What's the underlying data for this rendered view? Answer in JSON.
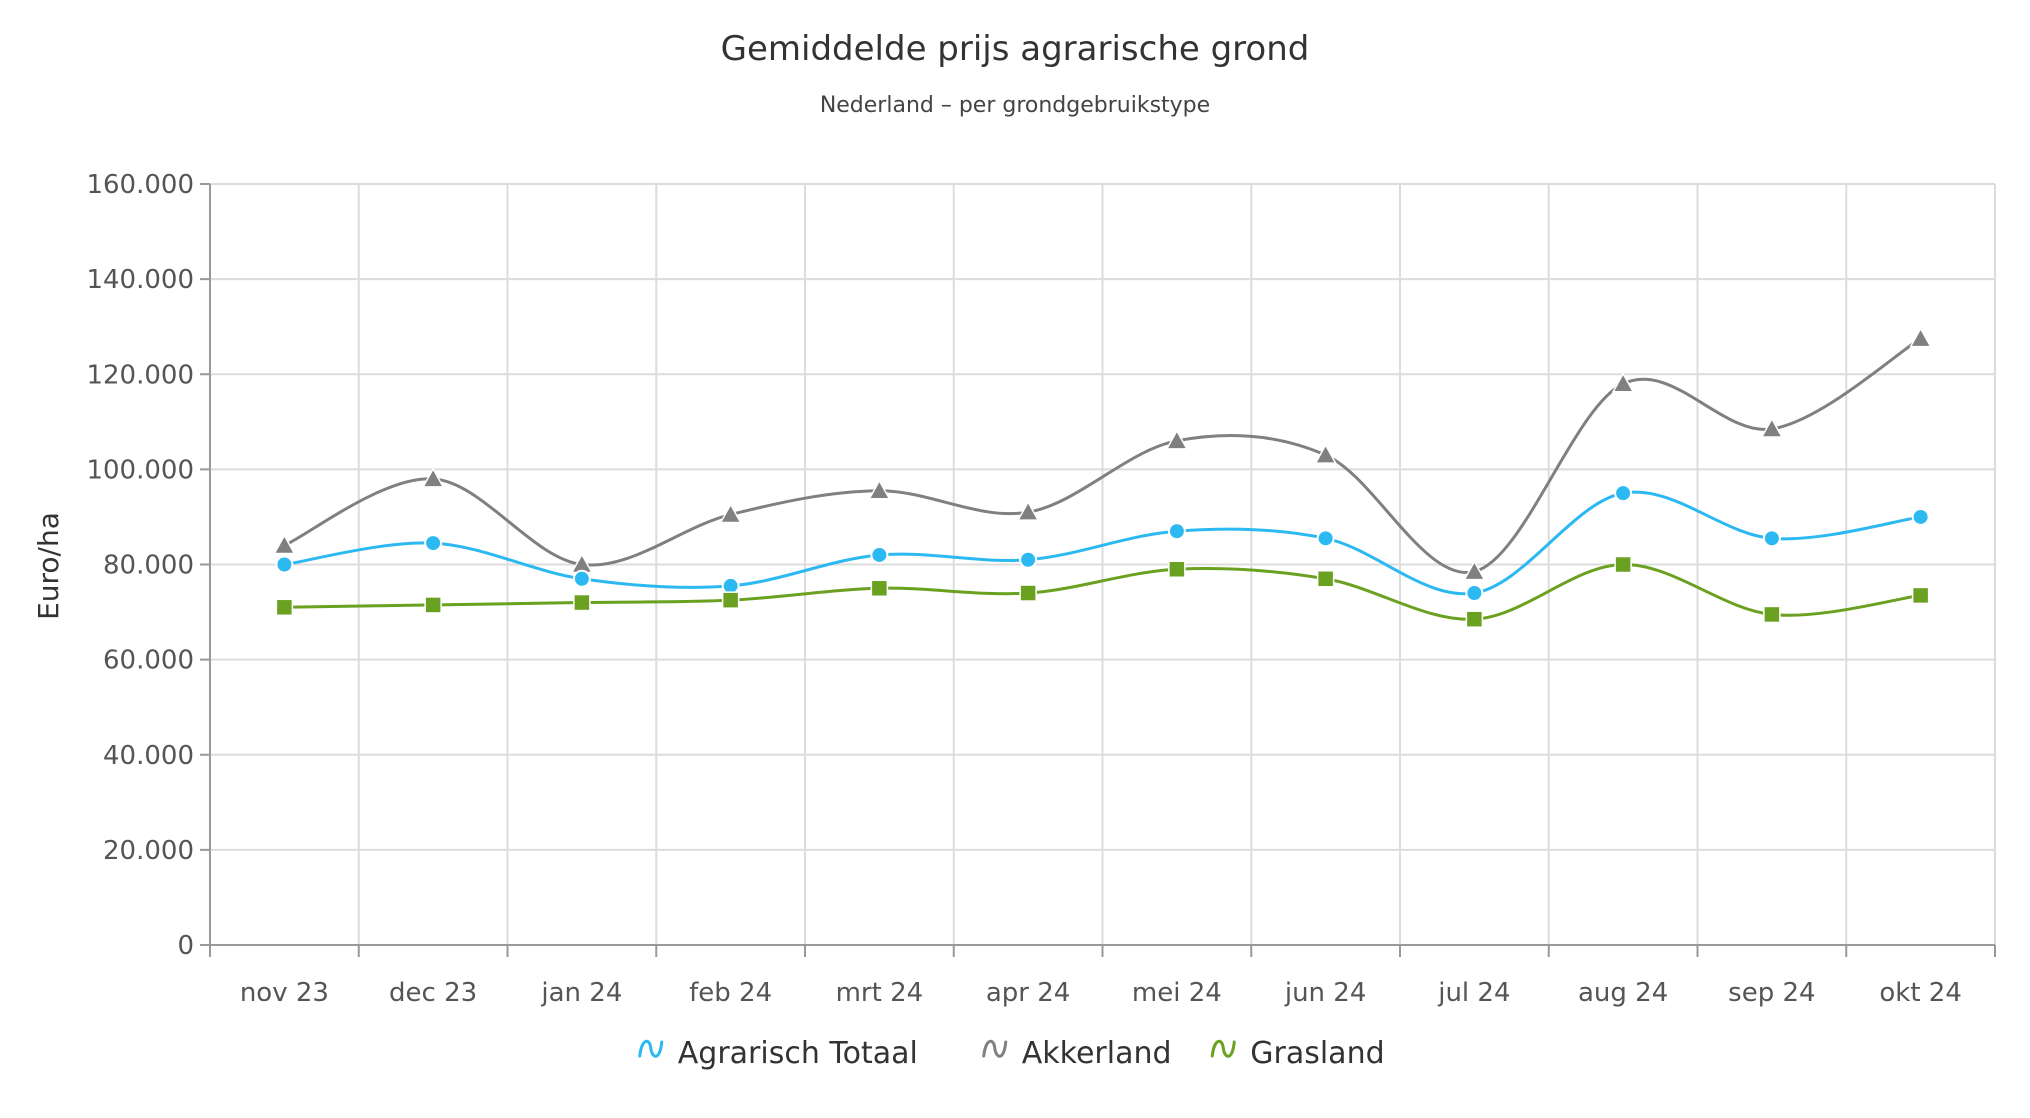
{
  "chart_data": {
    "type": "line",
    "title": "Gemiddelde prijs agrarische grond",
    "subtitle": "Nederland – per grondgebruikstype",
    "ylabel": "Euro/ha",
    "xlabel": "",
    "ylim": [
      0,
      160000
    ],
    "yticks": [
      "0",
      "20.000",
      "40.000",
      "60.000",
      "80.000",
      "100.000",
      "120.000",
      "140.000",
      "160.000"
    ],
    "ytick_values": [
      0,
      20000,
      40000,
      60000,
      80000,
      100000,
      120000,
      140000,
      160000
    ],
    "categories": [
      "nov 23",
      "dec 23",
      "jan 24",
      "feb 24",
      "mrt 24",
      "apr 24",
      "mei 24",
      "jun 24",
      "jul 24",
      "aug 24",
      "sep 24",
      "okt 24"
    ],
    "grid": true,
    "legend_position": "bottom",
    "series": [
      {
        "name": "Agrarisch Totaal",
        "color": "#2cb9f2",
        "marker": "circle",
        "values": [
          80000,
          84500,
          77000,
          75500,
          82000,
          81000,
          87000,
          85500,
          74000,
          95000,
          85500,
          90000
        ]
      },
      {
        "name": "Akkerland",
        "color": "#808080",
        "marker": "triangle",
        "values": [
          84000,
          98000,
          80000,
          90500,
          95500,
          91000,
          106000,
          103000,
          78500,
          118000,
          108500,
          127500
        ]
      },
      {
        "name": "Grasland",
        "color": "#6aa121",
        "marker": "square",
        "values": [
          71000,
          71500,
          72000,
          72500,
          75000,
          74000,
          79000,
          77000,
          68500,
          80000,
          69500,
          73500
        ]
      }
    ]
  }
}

★ ★ ★

OBJECTIVE
Copy the entries above faithfully and omit every image.

CORRECT RESULT
What's the underlying data for this rendered view? Answer in JSON.
{
  "chart_data": {
    "type": "line",
    "title": "Gemiddelde prijs agrarische grond",
    "subtitle": "Nederland – per grondgebruikstype",
    "ylabel": "Euro/ha",
    "xlabel": "",
    "ylim": [
      0,
      160000
    ],
    "yticks": [
      "0",
      "20.000",
      "40.000",
      "60.000",
      "80.000",
      "100.000",
      "120.000",
      "140.000",
      "160.000"
    ],
    "ytick_values": [
      0,
      20000,
      40000,
      60000,
      80000,
      100000,
      120000,
      140000,
      160000
    ],
    "categories": [
      "nov 23",
      "dec 23",
      "jan 24",
      "feb 24",
      "mrt 24",
      "apr 24",
      "mei 24",
      "jun 24",
      "jul 24",
      "aug 24",
      "sep 24",
      "okt 24"
    ],
    "grid": true,
    "legend_position": "bottom",
    "series": [
      {
        "name": "Agrarisch Totaal",
        "color": "#2cb9f2",
        "marker": "circle",
        "values": [
          80000,
          84500,
          77000,
          75500,
          82000,
          81000,
          87000,
          85500,
          74000,
          95000,
          85500,
          90000
        ]
      },
      {
        "name": "Akkerland",
        "color": "#808080",
        "marker": "triangle",
        "values": [
          84000,
          98000,
          80000,
          90500,
          95500,
          91000,
          106000,
          103000,
          78500,
          118000,
          108500,
          127500
        ]
      },
      {
        "name": "Grasland",
        "color": "#6aa121",
        "marker": "square",
        "values": [
          71000,
          71500,
          72000,
          72500,
          75000,
          74000,
          79000,
          77000,
          68500,
          80000,
          69500,
          73500
        ]
      }
    ]
  }
}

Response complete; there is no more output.